[Begin INPUT DATA]

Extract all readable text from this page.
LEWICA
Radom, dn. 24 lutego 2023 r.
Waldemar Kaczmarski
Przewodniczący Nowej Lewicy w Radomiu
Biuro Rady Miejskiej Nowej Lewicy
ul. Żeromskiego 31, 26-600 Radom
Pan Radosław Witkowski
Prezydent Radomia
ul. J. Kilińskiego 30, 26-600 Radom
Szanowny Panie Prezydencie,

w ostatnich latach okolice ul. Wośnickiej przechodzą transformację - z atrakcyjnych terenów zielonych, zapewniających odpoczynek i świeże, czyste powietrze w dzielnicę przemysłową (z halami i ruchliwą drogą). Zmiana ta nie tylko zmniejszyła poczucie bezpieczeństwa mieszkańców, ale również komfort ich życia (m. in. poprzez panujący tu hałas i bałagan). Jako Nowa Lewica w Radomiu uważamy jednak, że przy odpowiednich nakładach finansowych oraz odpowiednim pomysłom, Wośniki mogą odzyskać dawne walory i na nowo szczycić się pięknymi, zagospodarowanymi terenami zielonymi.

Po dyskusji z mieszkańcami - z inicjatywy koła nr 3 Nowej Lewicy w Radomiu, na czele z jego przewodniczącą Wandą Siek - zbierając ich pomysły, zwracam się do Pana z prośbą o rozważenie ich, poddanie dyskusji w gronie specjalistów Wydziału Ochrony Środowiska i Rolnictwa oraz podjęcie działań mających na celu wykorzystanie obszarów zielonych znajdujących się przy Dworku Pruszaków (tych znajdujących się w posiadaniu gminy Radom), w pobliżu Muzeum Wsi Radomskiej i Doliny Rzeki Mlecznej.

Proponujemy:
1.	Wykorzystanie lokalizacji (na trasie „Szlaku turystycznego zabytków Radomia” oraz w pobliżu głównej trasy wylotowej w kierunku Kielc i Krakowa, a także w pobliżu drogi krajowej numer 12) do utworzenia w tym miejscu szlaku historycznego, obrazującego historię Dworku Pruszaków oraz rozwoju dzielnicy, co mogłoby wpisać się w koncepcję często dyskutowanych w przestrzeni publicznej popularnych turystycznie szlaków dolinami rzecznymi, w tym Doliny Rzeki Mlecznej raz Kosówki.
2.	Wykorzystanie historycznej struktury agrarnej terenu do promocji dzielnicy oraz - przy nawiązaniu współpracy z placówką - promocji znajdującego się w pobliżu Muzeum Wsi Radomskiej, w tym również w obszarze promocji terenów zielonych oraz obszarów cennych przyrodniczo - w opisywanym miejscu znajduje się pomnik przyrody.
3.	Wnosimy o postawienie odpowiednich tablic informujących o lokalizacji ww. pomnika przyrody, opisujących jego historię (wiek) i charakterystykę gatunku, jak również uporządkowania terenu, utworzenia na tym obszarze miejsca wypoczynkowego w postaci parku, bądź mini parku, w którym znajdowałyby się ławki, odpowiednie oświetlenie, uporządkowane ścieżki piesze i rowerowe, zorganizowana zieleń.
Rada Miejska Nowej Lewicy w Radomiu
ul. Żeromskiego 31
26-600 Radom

[End INPUT DATA]

_CHALLENGE_
Quote the data above in full, changing nothing.

_WRITTEN REPLY_
Extract all readable text from this page.
LEWICA
Radom, dn. 24 lutego 2023 r.
Waldemar Kaczmarski
Przewodniczący Nowej Lewicy w Radomiu
Biuro Rady Miejskiej Nowej Lewicy
ul. Żeromskiego 31, 26-600 Radom
Pan Radosław Witkowski
Prezydent Radomia
ul. J. Kilińskiego 30, 26-600 Radom
Szanowny Panie Prezydencie,

w ostatnich latach okolice ul. Wośnickiej przechodzą transformację - z atrakcyjnych terenów zielonych, zapewniających odpoczynek i świeże, czyste powietrze w dzielnicę przemysłową (z halami i ruchliwą drogą). Zmiana ta nie tylko zmniejszyła poczucie bezpieczeństwa mieszkańców, ale również komfort ich życia (m. in. poprzez panujący tu hałas i bałagan). Jako Nowa Lewica w Radomiu uważamy jednak, że przy odpowiednich nakładach finansowych oraz odpowiednim pomysłom, Wośniki mogą odzyskać dawne walory i na nowo szczycić się pięknymi, zagospodarowanymi terenami zielonymi.

Po dyskusji z mieszkańcami - z inicjatywy koła nr 3 Nowej Lewicy w Radomiu, na czele z jego przewodniczącą Wandą Siek - zbierając ich pomysły, zwracam się do Pana z prośbą o rozważenie ich, poddanie dyskusji w gronie specjalistów Wydziału Ochrony Środowiska i Rolnictwa oraz podjęcie działań mających na celu wykorzystanie obszarów zielonych znajdujących się przy Dworku Pruszaków (tych znajdujących się w posiadaniu gminy Radom), w pobliżu Muzeum Wsi Radomskiej i Doliny Rzeki Mlecznej.

Proponujemy:
1.	Wykorzystanie lokalizacji (na trasie „Szlaku turystycznego zabytków Radomia” oraz w pobliżu głównej trasy wylotowej w kierunku Kielc i Krakowa, a także w pobliżu drogi krajowej numer 12) do utworzenia w tym miejscu szlaku historycznego, obrazującego historię Dworku Pruszaków oraz rozwoju dzielnicy, co mogłoby wpisać się w koncepcję często dyskutowanych w przestrzeni publicznej popularnych turystycznie szlaków dolinami rzecznymi, w tym Doliny Rzeki Mlecznej raz Kosówki.
2.	Wykorzystanie historycznej struktury agrarnej terenu do promocji dzielnicy oraz - przy nawiązaniu współpracy z placówką - promocji znajdującego się w pobliżu Muzeum Wsi Radomskiej, w tym również w obszarze promocji terenów zielonych oraz obszarów cennych przyrodniczo - w opisywanym miejscu znajduje się pomnik przyrody.
3.	Wnosimy o postawienie odpowiednich tablic informujących o lokalizacji ww. pomnika przyrody, opisujących jego historię (wiek) i charakterystykę gatunku, jak również uporządkowania terenu, utworzenia na tym obszarze miejsca wypoczynkowego w postaci parku, bądź mini parku, w którym znajdowałyby się ławki, odpowiednie oświetlenie, uporządkowane ścieżki piesze i rowerowe, zorganizowana zieleń.
Rada Miejska Nowej Lewicy w Radomiu
ul. Żeromskiego 31
26-600 Radom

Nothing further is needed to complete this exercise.